_EXTRAIT DU TEXTE:_
**********

Défense à travers la presse
• Dans le domaine stratégique, l’événement majeur de cet été, qui s’achève sous le signe de la révolte des travailleurs en Pologne, a été la « Directive présidentielle n° 59 » signée le 25 juillet par l’hôte actuel de la Maison-Blanche – un document qui entérine la stratégie anti-forces, depuis longtemps connue des états-majors mais que la presse a néanmoins présenté comme un virage dans les conceptions américaines en matière de défense.
Jean-François Mongibeaux, dans Le Quotidien de Paris du 16 août va même jusqu’à parler de document explosif et d’une nouvelle stratégie nucléaire à la carte, des appréciations qu’étaye cette analyse : « Les États-Unis viennent de franchir très officiellement un pas décisif qui menace de rendre bientôt la doctrine de la dissuasion parfaitement caduque. Dès les années 1962, le secrétaire à la Défense McNamara, partisan de la fameuse défense flexible, affirmait que la guerre nucléaire pouvait être engagée comme une guerre conventionnelle et gagnée. Une opinion sacrilège vis-à-vis de la doctrine officielle de destruction mutuelle assurée ou MAD. En 1974, James Schlesinger joue aussi les iconoclastes… Il a fallu attendre six ans pour que cette attitude, qui se fonde sur l’incessant développement des armements stratégiques soviétiques effectivement capables d’anéantir l’arsenal nucléaire terrestre américain par une attaque surprise, finisse par triompher à Washington. Six ans de tergiversations politiques et de débats doctrinaux, mais aussi et surtout six ans de progrès technologiques. »

**********

_EXTRAITS DE DONNÉES:_
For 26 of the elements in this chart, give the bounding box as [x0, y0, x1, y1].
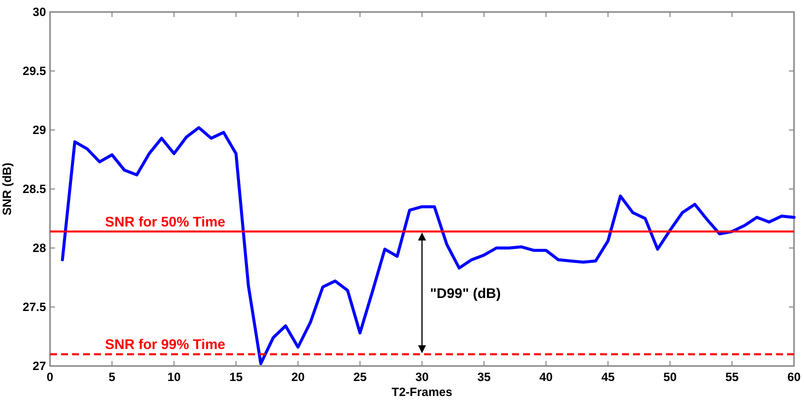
y-tick-label: 28.5: [22, 182, 46, 196]
y-tick-label: 29: [32, 123, 46, 137]
line-series: [60, 126, 796, 366]
y-tick-label: 27: [32, 359, 46, 373]
x-tick-label: 45: [601, 370, 615, 384]
y-axis-title: SNR (dB): [0, 162, 14, 216]
x-axis-title: T2-Frames: [392, 385, 453, 399]
x-tick-label: 0: [46, 370, 54, 384]
x-tick-label: 55: [725, 370, 739, 384]
y-tick-label: 29.5: [22, 64, 46, 78]
x-tick-label: 5: [108, 370, 116, 384]
x-tick-label: 25: [353, 370, 367, 384]
x-tick-label: 10: [167, 370, 181, 384]
y-tick-label: 28: [32, 241, 46, 255]
x-tick-label: 15: [229, 370, 243, 384]
ref-line-label: SNR for 99% Time: [105, 336, 226, 352]
annotation: "D99" (dB): [430, 284, 501, 301]
x-tick-label: 40: [539, 370, 553, 384]
ref-line-label: SNR for 50% Time: [105, 213, 226, 230]
y-tick-label: 27.5: [22, 300, 46, 314]
x-tick-label: 30: [415, 370, 429, 384]
x-tick-label: 20: [291, 370, 305, 384]
y-tick-label: 30: [32, 5, 46, 19]
x-tick-label: 60: [787, 370, 801, 384]
x-tick-label: 50: [663, 370, 677, 384]
x-tick-label: 35: [477, 370, 491, 384]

**********

_TRAVAIL DEMANDÉ:_
1. Résumez en deux phrases la revue de presse sur la défense.
2. Recopiez le passage de la revue de presse sur la défense qui commence par « Défense à travers » et se termine par « matière de défense. ».
3. Dressez la liste de toutes les personnes désignées par leur nom dans la revue de presse sur la défense.

_RÉPONSES RÉDIGÉES:_
1. L'événement stratégique majeur de l'été a été la « Directive présidentielle n° 59 », signée le 25 juillet, qui entérine la stratégie anti-forces et que la presse a présentée comme un virage dans les conceptions américaines de défense. Dans Le Quotidien de Paris du 16 août, Jean-François Mongibeaux y voit un pas décisif qui menace de rendre caduque la doctrine de la dissuasion, après des positions défendues dès 1962 par McNamara puis en 1974 par James Schlesinger.

2.
Défense à travers la presse
• Dans le domaine stratégique, l’événement majeur de cet été, qui s’achève sous le signe de la révolte des travailleurs en Pologne, a été la « Directive présidentielle n° 59 » signée le 25 juillet par l’hôte actuel de la Maison-Blanche – un document qui entérine la stratégie anti-forces, depuis longtemps connue des états-majors mais que la presse a néanmoins présenté comme un virage dans les conceptions américaines en matière de défense.

3.
- Jean-François Mongibeaux
- McNamara
- James Schlesinger